Look through the data below and work out how many lines contain the string "suffix". Give the number alone.

[start EXERCISE MATERIALS]

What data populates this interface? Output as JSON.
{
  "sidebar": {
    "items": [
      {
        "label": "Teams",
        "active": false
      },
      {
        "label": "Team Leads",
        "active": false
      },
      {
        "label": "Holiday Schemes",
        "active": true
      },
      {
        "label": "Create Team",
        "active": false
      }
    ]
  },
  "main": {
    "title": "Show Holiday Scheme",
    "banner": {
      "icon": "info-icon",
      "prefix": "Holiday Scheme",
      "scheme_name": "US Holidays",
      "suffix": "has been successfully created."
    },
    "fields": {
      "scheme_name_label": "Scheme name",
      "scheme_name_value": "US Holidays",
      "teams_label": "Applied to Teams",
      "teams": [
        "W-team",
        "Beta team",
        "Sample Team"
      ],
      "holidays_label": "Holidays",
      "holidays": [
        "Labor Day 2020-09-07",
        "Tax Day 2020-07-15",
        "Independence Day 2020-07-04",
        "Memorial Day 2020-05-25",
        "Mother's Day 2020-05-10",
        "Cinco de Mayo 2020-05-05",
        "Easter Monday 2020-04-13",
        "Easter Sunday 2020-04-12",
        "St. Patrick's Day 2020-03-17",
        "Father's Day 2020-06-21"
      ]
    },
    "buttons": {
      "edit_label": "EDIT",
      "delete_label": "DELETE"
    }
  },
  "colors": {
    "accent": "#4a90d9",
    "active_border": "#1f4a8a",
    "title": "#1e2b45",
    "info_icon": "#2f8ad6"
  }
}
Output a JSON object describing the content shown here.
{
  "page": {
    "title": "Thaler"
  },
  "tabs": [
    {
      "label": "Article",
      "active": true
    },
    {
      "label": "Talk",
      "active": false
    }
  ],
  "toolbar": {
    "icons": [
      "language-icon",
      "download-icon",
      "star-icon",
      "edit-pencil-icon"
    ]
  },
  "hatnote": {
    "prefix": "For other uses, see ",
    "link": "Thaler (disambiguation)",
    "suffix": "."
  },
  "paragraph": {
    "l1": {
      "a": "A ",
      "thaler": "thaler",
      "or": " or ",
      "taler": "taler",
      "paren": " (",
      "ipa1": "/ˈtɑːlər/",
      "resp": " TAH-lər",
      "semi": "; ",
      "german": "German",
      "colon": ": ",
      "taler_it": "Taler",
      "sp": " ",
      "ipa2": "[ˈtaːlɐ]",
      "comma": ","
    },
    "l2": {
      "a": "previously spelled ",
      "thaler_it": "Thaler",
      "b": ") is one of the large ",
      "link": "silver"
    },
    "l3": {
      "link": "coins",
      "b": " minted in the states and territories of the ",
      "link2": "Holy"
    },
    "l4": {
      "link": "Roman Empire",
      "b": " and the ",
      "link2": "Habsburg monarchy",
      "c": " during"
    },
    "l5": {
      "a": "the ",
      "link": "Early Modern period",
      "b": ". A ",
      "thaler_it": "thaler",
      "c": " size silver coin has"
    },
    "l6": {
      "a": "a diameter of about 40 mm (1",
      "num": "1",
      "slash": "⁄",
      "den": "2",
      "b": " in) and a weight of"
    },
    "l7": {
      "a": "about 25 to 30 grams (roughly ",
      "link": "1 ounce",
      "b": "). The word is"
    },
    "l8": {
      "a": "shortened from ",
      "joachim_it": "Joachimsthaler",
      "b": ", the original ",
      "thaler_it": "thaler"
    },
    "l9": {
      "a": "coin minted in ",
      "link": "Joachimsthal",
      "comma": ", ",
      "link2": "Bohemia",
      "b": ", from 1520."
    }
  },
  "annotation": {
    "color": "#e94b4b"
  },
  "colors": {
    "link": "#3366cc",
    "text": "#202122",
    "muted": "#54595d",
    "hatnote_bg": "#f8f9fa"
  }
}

[end EXERCISE MATERIALS]

▸ **RESULT FOR THIS TASK**
2